→ **Given problem**:
Copy out all of the data exactly as it appears.

→ **Supplied material**:
'''

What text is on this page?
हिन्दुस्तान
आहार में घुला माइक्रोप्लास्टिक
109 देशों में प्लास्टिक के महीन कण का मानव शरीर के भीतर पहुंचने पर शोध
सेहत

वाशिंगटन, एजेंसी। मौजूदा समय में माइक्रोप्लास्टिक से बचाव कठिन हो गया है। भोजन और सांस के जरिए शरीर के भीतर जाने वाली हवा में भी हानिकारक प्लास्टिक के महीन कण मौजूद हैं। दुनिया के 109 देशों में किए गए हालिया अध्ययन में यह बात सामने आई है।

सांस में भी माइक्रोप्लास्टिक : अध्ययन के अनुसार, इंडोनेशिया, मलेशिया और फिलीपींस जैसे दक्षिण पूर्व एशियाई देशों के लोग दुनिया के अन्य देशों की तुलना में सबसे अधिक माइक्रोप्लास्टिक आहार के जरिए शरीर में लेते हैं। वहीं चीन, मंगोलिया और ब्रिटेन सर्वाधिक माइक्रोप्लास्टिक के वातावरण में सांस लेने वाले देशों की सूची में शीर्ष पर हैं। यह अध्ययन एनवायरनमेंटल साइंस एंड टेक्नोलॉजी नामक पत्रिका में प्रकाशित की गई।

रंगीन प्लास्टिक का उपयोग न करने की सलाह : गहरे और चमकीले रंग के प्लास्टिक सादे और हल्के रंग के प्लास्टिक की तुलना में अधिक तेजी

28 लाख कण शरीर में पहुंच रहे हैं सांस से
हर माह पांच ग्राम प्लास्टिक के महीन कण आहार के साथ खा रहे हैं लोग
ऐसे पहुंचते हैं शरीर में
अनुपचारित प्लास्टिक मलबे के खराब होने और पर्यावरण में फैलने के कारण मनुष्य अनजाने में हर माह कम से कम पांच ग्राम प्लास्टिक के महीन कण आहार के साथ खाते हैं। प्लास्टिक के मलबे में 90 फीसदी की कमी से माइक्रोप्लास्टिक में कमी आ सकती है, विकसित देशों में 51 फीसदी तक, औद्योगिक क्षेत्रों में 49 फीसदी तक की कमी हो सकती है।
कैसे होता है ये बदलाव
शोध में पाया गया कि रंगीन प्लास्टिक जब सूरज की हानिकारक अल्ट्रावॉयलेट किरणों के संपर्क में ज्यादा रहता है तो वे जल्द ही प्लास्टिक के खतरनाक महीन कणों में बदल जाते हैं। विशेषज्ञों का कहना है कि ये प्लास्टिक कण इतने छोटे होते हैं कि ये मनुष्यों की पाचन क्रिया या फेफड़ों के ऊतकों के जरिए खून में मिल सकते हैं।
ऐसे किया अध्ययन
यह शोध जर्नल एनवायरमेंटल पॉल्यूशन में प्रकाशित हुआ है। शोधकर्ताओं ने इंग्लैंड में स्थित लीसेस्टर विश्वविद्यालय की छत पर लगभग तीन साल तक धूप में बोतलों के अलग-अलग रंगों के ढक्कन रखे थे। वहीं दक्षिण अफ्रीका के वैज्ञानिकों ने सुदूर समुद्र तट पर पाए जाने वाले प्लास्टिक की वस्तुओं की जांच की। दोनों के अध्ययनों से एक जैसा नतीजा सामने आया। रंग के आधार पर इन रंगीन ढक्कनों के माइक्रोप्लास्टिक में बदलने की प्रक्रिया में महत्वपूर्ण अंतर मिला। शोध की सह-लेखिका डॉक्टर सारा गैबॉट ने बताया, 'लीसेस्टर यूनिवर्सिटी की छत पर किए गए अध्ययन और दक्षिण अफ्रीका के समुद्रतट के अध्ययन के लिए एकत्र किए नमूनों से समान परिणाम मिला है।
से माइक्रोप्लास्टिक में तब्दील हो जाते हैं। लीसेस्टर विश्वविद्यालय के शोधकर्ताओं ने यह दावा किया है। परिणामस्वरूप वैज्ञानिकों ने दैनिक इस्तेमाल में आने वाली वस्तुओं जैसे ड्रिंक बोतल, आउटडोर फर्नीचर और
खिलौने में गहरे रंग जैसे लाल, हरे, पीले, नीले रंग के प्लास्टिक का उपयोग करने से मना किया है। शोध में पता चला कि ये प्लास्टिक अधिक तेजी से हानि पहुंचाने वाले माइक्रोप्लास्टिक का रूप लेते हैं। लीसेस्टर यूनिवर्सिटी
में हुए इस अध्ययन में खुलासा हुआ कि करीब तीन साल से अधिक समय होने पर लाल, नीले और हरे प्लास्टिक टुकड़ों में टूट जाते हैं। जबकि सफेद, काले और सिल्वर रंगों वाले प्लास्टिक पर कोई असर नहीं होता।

'''

→ **Full answer**:
What text is on this page?
हिन्दुस्तान
आहार में घुला माइक्रोप्लास्टिक
109 देशों में प्लास्टिक के महीन कण का मानव शरीर के भीतर पहुंचने पर शोध
सेहत

वाशिंगटन, एजेंसी। मौजूदा समय में माइक्रोप्लास्टिक से बचाव कठिन हो गया है। भोजन और सांस के जरिए शरीर के भीतर जाने वाली हवा में भी हानिकारक प्लास्टिक के महीन कण मौजूद हैं। दुनिया के 109 देशों में किए गए हालिया अध्ययन में यह बात सामने आई है।

सांस में भी माइक्रोप्लास्टिक : अध्ययन के अनुसार, इंडोनेशिया, मलेशिया और फिलीपींस जैसे दक्षिण पूर्व एशियाई देशों के लोग दुनिया के अन्य देशों की तुलना में सबसे अधिक माइक्रोप्लास्टिक आहार के जरिए शरीर में लेते हैं। वहीं चीन, मंगोलिया और ब्रिटेन सर्वाधिक माइक्रोप्लास्टिक के वातावरण में सांस लेने वाले देशों की सूची में शीर्ष पर हैं। यह अध्ययन एनवायरनमेंटल साइंस एंड टेक्नोलॉजी नामक पत्रिका में प्रकाशित की गई।

रंगीन प्लास्टिक का उपयोग न करने की सलाह : गहरे और चमकीले रंग के प्लास्टिक सादे और हल्के रंग के प्लास्टिक की तुलना में अधिक तेजी

28 लाख कण शरीर में पहुंच रहे हैं सांस से
हर माह पांच ग्राम प्लास्टिक के महीन कण आहार के साथ खा रहे हैं लोग
ऐसे पहुंचते हैं शरीर में
अनुपचारित प्लास्टिक मलबे के खराब होने और पर्यावरण में फैलने के कारण मनुष्य अनजाने में हर माह कम से कम पांच ग्राम प्लास्टिक के महीन कण आहार के साथ खाते हैं। प्लास्टिक के मलबे में 90 फीसदी की कमी से माइक्रोप्लास्टिक में कमी आ सकती है, विकसित देशों में 51 फीसदी तक, औद्योगिक क्षेत्रों में 49 फीसदी तक की कमी हो सकती है।
कैसे होता है ये बदलाव
शोध में पाया गया कि रंगीन प्लास्टिक जब सूरज की हानिकारक अल्ट्रावॉयलेट किरणों के संपर्क में ज्यादा रहता है तो वे जल्द ही प्लास्टिक के खतरनाक महीन कणों में बदल जाते हैं। विशेषज्ञों का कहना है कि ये प्लास्टिक कण इतने छोटे होते हैं कि ये मनुष्यों की पाचन क्रिया या फेफड़ों के ऊतकों के जरिए खून में मिल सकते हैं।
ऐसे किया अध्ययन
यह शोध जर्नल एनवायरमेंटल पॉल्यूशन में प्रकाशित हुआ है। शोधकर्ताओं ने इंग्लैंड में स्थित लीसेस्टर विश्वविद्यालय की छत पर लगभग तीन साल तक धूप में बोतलों के अलग-अलग रंगों के ढक्कन रखे थे। वहीं दक्षिण अफ्रीका के वैज्ञानिकों ने सुदूर समुद्र तट पर पाए जाने वाले प्लास्टिक की वस्तुओं की जांच की। दोनों के अध्ययनों से एक जैसा नतीजा सामने आया। रंग के आधार पर इन रंगीन ढक्कनों के माइक्रोप्लास्टिक में बदलने की प्रक्रिया में महत्वपूर्ण अंतर मिला। शोध की सह-लेखिका डॉक्टर सारा गैबॉट ने बताया, 'लीसेस्टर यूनिवर्सिटी की छत पर किए गए अध्ययन और दक्षिण अफ्रीका के समुद्रतट के अध्ययन के लिए एकत्र किए नमूनों से समान परिणाम मिला है।
से माइक्रोप्लास्टिक में तब्दील हो जाते हैं। लीसेस्टर विश्वविद्यालय के शोधकर्ताओं ने यह दावा किया है। परिणामस्वरूप वैज्ञानिकों ने दैनिक इस्तेमाल में आने वाली वस्तुओं जैसे ड्रिंक बोतल, आउटडोर फर्नीचर और
खिलौने में गहरे रंग जैसे लाल, हरे, पीले, नीले रंग के प्लास्टिक का उपयोग करने से मना किया है। शोध में पता चला कि ये प्लास्टिक अधिक तेजी से हानि पहुंचाने वाले माइक्रोप्लास्टिक का रूप लेते हैं। लीसेस्टर यूनिवर्सिटी
में हुए इस अध्ययन में खुलासा हुआ कि करीब तीन साल से अधिक समय होने पर लाल, नीले और हरे प्लास्टिक टुकड़ों में टूट जाते हैं। जबकि सफेद, काले और सिल्वर रंगों वाले प्लास्टिक पर कोई असर नहीं होता।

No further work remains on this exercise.